Lines holding the string "Xlantis" are the ones to copy; find them all in the data.
#### AVAILABLE DATA ####
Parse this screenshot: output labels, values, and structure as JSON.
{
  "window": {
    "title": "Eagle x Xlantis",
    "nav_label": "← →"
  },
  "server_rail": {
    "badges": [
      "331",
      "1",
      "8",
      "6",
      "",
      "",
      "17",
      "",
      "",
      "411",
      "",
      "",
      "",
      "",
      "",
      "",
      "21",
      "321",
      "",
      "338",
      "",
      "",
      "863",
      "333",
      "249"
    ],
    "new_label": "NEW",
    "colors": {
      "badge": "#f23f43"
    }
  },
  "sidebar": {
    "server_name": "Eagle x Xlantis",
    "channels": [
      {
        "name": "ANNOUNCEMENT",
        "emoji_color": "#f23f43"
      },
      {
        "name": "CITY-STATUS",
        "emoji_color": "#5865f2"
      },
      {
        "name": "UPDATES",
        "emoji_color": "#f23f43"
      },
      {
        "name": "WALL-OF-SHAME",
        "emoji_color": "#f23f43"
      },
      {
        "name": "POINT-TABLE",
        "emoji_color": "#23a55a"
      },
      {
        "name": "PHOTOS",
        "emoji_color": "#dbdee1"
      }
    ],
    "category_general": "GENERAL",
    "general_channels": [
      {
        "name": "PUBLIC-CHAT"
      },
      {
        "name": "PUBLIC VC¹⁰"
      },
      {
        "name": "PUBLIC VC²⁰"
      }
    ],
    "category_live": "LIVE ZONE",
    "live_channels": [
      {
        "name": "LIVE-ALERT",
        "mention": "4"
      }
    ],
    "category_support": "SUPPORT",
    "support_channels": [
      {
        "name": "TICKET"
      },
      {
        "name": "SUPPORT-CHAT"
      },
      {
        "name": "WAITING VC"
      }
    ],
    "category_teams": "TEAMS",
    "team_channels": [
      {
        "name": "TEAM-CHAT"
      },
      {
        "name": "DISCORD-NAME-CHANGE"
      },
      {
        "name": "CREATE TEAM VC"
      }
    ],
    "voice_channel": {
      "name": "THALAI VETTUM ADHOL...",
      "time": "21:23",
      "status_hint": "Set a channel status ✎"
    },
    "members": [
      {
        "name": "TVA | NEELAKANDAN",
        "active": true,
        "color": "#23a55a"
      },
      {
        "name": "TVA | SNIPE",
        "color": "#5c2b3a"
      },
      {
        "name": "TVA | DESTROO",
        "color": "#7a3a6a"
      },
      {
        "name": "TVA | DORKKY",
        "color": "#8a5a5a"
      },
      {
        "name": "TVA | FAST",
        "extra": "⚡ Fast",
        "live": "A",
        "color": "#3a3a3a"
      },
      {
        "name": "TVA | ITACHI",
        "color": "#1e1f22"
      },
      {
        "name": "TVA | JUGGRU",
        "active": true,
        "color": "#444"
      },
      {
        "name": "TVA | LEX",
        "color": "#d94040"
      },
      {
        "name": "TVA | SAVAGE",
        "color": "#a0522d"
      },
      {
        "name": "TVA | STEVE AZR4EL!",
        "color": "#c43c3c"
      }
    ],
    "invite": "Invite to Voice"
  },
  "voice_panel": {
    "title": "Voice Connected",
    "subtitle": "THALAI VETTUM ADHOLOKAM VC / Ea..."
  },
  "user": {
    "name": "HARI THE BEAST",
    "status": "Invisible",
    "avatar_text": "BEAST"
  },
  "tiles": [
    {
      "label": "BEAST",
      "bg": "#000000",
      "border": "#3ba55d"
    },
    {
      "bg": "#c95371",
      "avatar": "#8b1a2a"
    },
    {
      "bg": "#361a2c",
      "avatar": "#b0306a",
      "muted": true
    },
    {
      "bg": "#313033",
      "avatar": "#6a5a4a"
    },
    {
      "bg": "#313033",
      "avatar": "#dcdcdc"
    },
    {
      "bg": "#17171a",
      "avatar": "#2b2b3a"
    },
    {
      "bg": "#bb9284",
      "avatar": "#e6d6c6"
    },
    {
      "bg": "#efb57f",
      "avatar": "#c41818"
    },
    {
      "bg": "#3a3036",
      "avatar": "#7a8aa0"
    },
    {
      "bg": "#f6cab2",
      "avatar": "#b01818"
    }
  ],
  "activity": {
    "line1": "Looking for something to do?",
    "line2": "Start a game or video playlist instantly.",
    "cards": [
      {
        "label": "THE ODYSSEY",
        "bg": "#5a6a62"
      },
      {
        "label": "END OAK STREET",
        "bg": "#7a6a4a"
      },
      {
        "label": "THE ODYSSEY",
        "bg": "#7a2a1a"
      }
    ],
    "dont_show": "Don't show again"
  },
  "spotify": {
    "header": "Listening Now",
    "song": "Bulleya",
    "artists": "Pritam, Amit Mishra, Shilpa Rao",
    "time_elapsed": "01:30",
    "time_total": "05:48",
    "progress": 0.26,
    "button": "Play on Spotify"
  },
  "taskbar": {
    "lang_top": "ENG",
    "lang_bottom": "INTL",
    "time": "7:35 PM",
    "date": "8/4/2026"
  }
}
####
#### AVAILABLE DATA ####
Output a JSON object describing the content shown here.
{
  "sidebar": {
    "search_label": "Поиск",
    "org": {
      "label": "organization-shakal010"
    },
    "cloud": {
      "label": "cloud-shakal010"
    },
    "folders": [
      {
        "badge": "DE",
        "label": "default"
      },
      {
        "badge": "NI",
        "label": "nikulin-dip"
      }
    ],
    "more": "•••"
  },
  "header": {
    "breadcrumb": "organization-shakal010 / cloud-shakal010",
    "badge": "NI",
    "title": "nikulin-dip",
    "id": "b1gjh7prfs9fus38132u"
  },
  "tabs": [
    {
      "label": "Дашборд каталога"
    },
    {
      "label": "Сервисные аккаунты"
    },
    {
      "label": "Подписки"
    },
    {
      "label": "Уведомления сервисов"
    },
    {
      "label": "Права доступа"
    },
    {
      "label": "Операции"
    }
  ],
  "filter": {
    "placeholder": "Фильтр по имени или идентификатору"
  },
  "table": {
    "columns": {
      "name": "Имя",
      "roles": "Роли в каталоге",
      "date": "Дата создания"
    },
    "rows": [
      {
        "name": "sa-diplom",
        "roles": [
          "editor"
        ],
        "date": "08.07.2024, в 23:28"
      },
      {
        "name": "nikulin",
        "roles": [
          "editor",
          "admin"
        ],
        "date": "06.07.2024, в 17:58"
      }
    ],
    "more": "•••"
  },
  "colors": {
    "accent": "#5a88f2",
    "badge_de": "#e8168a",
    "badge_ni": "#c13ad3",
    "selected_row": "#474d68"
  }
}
####
-- REPLY --
    "title": "Eagle x Xlantis",
    "server_name": "Eagle x Xlantis",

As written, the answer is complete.